[Collection entries]
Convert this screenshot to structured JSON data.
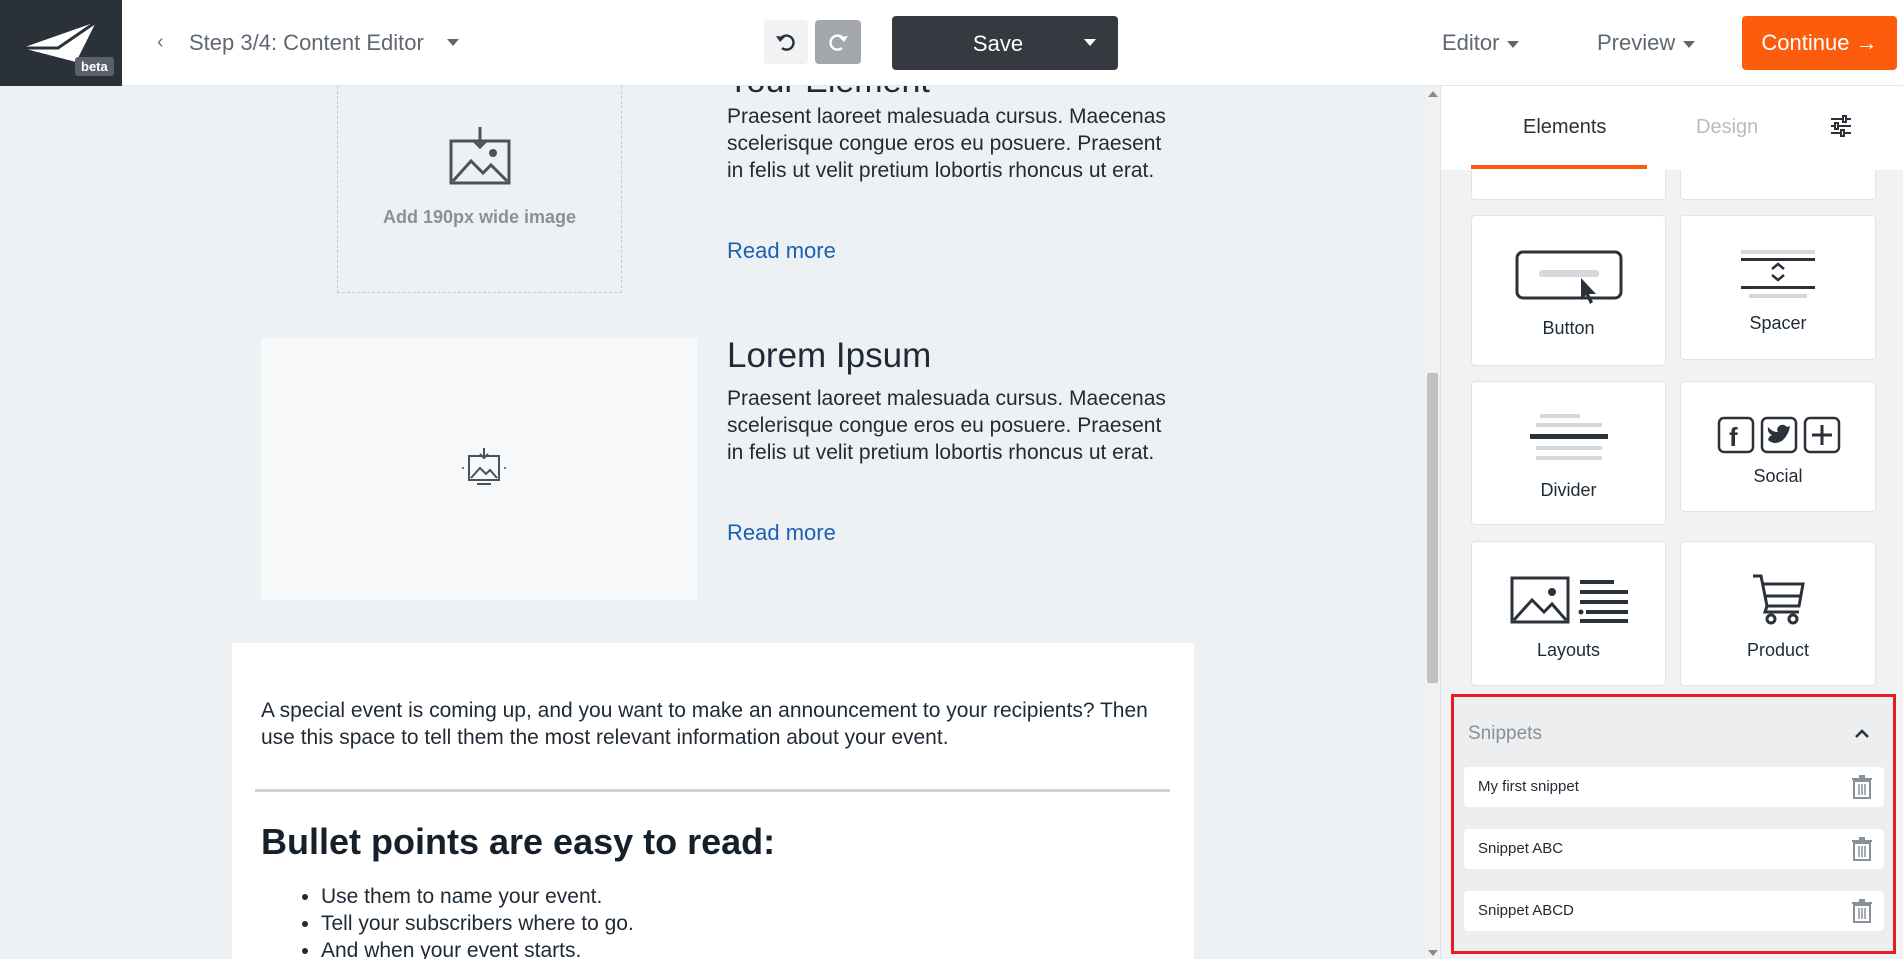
{
  "topbar": {
    "logo_badge": "beta",
    "back_chevron": "‹",
    "step_title": "Step 3/4: Content Editor",
    "save_label": "Save",
    "editor_label": "Editor",
    "preview_label": "Preview",
    "continue_label": "Continue →"
  },
  "canvas": {
    "article1": {
      "title_cut": "Your Element",
      "image_placeholder": "Add 190px wide image",
      "body": "Praesent laoreet malesuada cursus. Maecenas scelerisque congue eros eu posuere. Praesent in felis ut velit pretium lobortis rhoncus ut erat.",
      "read_more": "Read more"
    },
    "article2": {
      "title": "Lorem Ipsum",
      "body": "Praesent laoreet malesuada cursus. Maecenas scelerisque congue eros eu posuere. Praesent in felis ut velit pretium lobortis rhoncus ut erat.",
      "read_more": "Read more"
    },
    "announcement": "A special event is coming up, and you want to make an announcement to your recipients? Then use this space to tell them the most relevant information about your event.",
    "bullets_title": "Bullet points are easy to read:",
    "bullets": [
      "Use them to name your event.",
      "Tell your subscribers where to go.",
      "And when your event starts."
    ]
  },
  "panel": {
    "tabs": {
      "elements": "Elements",
      "design": "Design"
    },
    "tiles": {
      "button": "Button",
      "spacer": "Spacer",
      "divider": "Divider",
      "social": "Social",
      "layouts": "Layouts",
      "product": "Product"
    },
    "snippets": {
      "header": "Snippets",
      "items": [
        "My first snippet",
        "Snippet ABC",
        "Snippet ABCD"
      ]
    }
  },
  "colors": {
    "accent": "#fd5c0c",
    "dark": "#343a40",
    "link": "#1a60b5",
    "highlight": "#e02020"
  }
}
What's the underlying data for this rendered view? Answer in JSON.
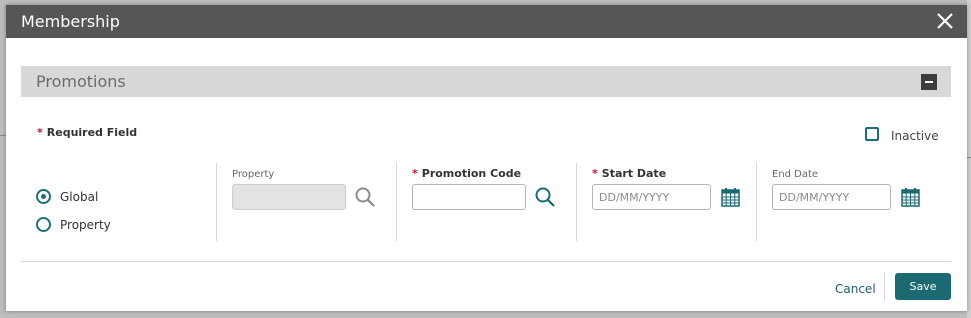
{
  "dialog": {
    "title": "Membership"
  },
  "section": {
    "title": "Promotions"
  },
  "form": {
    "required_note": "Required Field",
    "inactive_label": "Inactive",
    "inactive_checked": false,
    "scope_options": [
      {
        "label": "Global",
        "selected": true
      },
      {
        "label": "Property",
        "selected": false
      }
    ],
    "property": {
      "label": "Property",
      "value": ""
    },
    "promotion_code": {
      "label": "Promotion Code",
      "value": ""
    },
    "start_date": {
      "label": "Start Date",
      "placeholder": "DD/MM/YYYY"
    },
    "end_date": {
      "label": "End Date",
      "placeholder": "DD/MM/YYYY"
    }
  },
  "footer": {
    "cancel_label": "Cancel",
    "save_label": "Save"
  },
  "icons": {
    "close": "close-icon",
    "collapse": "minus-icon",
    "search": "search-icon",
    "calendar": "calendar-icon"
  },
  "colors": {
    "titlebar": "#575655",
    "accent": "#1b6a72",
    "required": "#c8102e"
  }
}
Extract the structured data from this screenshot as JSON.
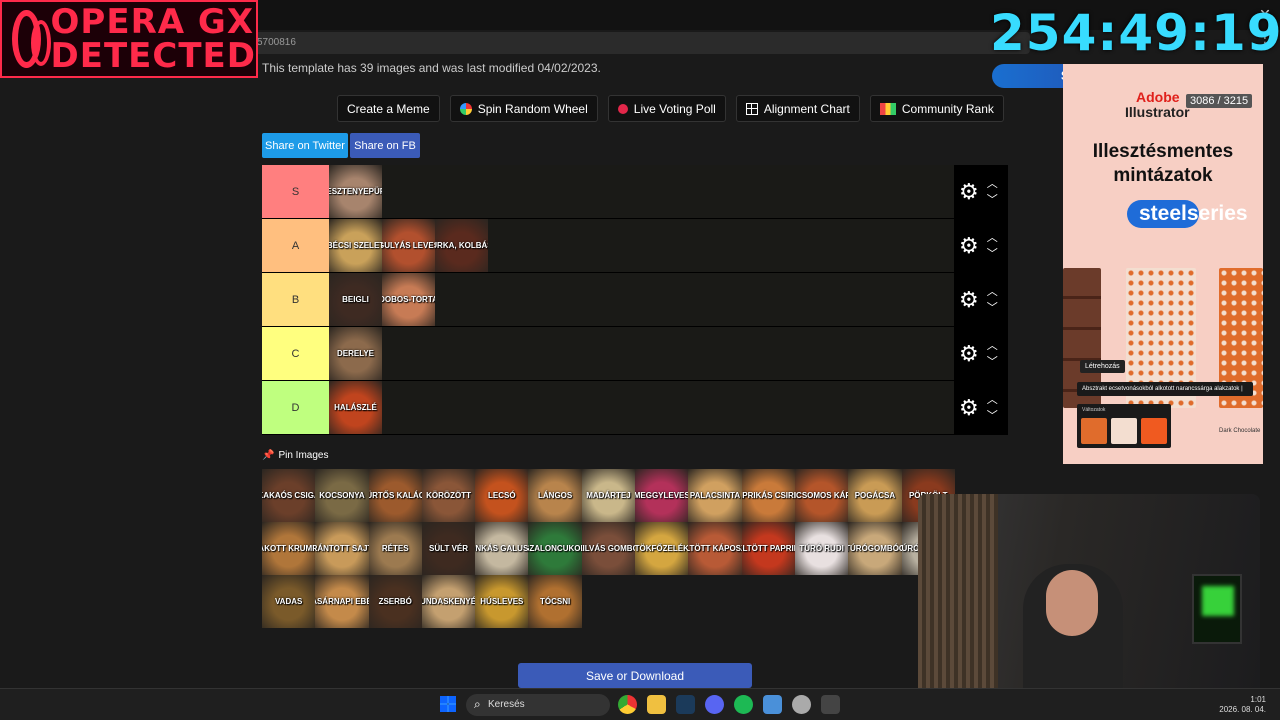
{
  "overlay": {
    "opera_line1": "OPERA GX",
    "opera_line2": "DETECTED",
    "timer": "254:49:19",
    "subpill": "SUBEKORD DÖNTÉS"
  },
  "browser": {
    "address_fragment": "5700816"
  },
  "page": {
    "info": "This template has 39 images and was last modified 04/02/2023.",
    "toolbar": [
      {
        "label": "Create a Meme",
        "icon": ""
      },
      {
        "label": "Spin Random Wheel",
        "icon": "wheel-icon"
      },
      {
        "label": "Live Voting Poll",
        "icon": "record-dot-icon"
      },
      {
        "label": "Alignment Chart",
        "icon": "grid-icon"
      },
      {
        "label": "Community Rank",
        "icon": "color-grid-icon"
      }
    ],
    "share_twitter": "Share on Twitter",
    "share_fb": "Share on FB",
    "pin_images": "Pin Images",
    "save": "Save or Download"
  },
  "tiers": [
    {
      "label": "S",
      "color": "#ff7f7f",
      "items": [
        {
          "text": "GESZTENYEPÜRÉ",
          "color": "#a7846d"
        }
      ]
    },
    {
      "label": "A",
      "color": "#ffbf7f",
      "items": [
        {
          "text": "BÉCSI SZELET",
          "color": "#c9a15a"
        },
        {
          "text": "GULYÁS LEVES",
          "color": "#b2502e"
        },
        {
          "text": "HURKA, KOLBÁSZ",
          "color": "#5a2a1e"
        }
      ]
    },
    {
      "label": "B",
      "color": "#ffdf7f",
      "items": [
        {
          "text": "BEIGLI",
          "color": "#3e2a22"
        },
        {
          "text": "DOBOS-TORTA",
          "color": "#c77b55"
        }
      ]
    },
    {
      "label": "C",
      "color": "#ffff7f",
      "items": [
        {
          "text": "DERELYE",
          "color": "#8c6a4c"
        }
      ]
    },
    {
      "label": "D",
      "color": "#bfff7f",
      "items": [
        {
          "text": "HALÁSZLÉ",
          "color": "#c0441e"
        }
      ]
    }
  ],
  "pool": [
    {
      "text": "KAKAÓS CSIGA",
      "color": "#6b3f2a"
    },
    {
      "text": "KOCSONYA",
      "color": "#7a6a45"
    },
    {
      "text": "KÜRTŐS KALÁCS",
      "color": "#9c5a2d"
    },
    {
      "text": "KÖRÖZÖTT",
      "color": "#8a5638"
    },
    {
      "text": "LECSÓ",
      "color": "#c4521e"
    },
    {
      "text": "LÁNGOS",
      "color": "#b8844c"
    },
    {
      "text": "MADÁRTEJ",
      "color": "#c9b78a"
    },
    {
      "text": "MEGGYLEVES",
      "color": "#b3315a"
    },
    {
      "text": "PALACSINTA",
      "color": "#d0a060"
    },
    {
      "text": "PAPRIKÁS CSIRKE",
      "color": "#c97a3a"
    },
    {
      "text": "PARADICSOMOS KÁPOSZTA",
      "color": "#b4552a"
    },
    {
      "text": "POGÁCSA",
      "color": "#c99b55"
    },
    {
      "text": "PÖRKÖLT",
      "color": "#8a3a1e"
    },
    {
      "text": "RAKOTT KRUMPLI",
      "color": "#b0763a"
    },
    {
      "text": "RÁNTOTT SAJT",
      "color": "#c89a5a"
    },
    {
      "text": "RÉTES",
      "color": "#9c7a50"
    },
    {
      "text": "SÜLT VÉR",
      "color": "#3e2a20"
    },
    {
      "text": "SONKÁS GALUSKA",
      "color": "#c4b8a0"
    },
    {
      "text": "SZALONCUKOR",
      "color": "#2e7a3a"
    },
    {
      "text": "SZILVÁS GOMBÓC",
      "color": "#7a4e3a"
    },
    {
      "text": "TÖKFŐZELÉK",
      "color": "#d4a640"
    },
    {
      "text": "TÖLTÖTT KÁPOSZTA",
      "color": "#b85a36"
    },
    {
      "text": "TÖLTÖTT PAPRIKA",
      "color": "#c4381e"
    },
    {
      "text": "TÚRÓ RUDI",
      "color": "#e8e0e0"
    },
    {
      "text": "TÚRÓGOMBÓC",
      "color": "#c8a87a"
    },
    {
      "text": "TÚRÓS CSUSZA",
      "color": "#b8b0a0"
    },
    {
      "text": "VADAS",
      "color": "#7a5a2a"
    },
    {
      "text": "VASÁRNAPI EBÉD",
      "color": "#c48a4a"
    },
    {
      "text": "ZSERBÓ",
      "color": "#4a3020"
    },
    {
      "text": "ZUNDASKENYÉR",
      "color": "#c4a070"
    },
    {
      "text": "HÚSLEVES",
      "color": "#c8982e"
    },
    {
      "text": "TÓCSNI",
      "color": "#b07030"
    }
  ],
  "ad": {
    "brand": "Adobe",
    "product": "Illustrator",
    "counter": "3086 / 3215",
    "title1": "Illesztésmentes",
    "title2": "mintázatok",
    "sponsor": "steelseries",
    "chip": "Létrehozás",
    "note": "Absztrakt ecsetvonásokból alkotott narancssárga alakzatok |",
    "variants": "Változatok",
    "caption": "Dark Chocolate"
  },
  "taskbar": {
    "search": "Keresés",
    "time": "1:01",
    "date": "2026. 08. 04."
  }
}
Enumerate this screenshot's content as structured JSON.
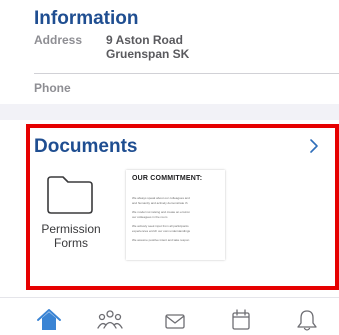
{
  "info": {
    "title": "Information",
    "address_label": "Address",
    "address_line1": "9 Aston Road",
    "address_line2": "Gruenspan SK",
    "phone_label": "Phone"
  },
  "documents": {
    "title": "Documents",
    "items": [
      {
        "type": "folder",
        "icon": "folder-icon",
        "label_line1": "Permission",
        "label_line2": "Forms"
      },
      {
        "type": "document",
        "heading": "OUR COMMITMENT:",
        "bullets": [
          "We always speak about our colleagues and",
          "and humanity and actively demonstrate th",
          "We model not raising and create an environ",
          "our colleagues in the room",
          "We actively seek input from all participants",
          "experiences enrich our own understandings",
          "We assume positive intent and take respon"
        ]
      }
    ]
  },
  "tabbar": {
    "active_color": "#3a84d4",
    "inactive_color": "#6d6d72",
    "tabs": [
      {
        "icon": "home-icon",
        "active": true
      },
      {
        "icon": "people-icon",
        "active": false
      },
      {
        "icon": "mail-icon",
        "active": false
      },
      {
        "icon": "calendar-icon",
        "active": false
      },
      {
        "icon": "bell-icon",
        "active": false
      }
    ]
  },
  "colors": {
    "accent": "#1f4e91",
    "highlight_frame": "#e60000"
  }
}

= Exercise objective =
Count the lines that include the word "product" and state the result as a bare number.

= Task output =
2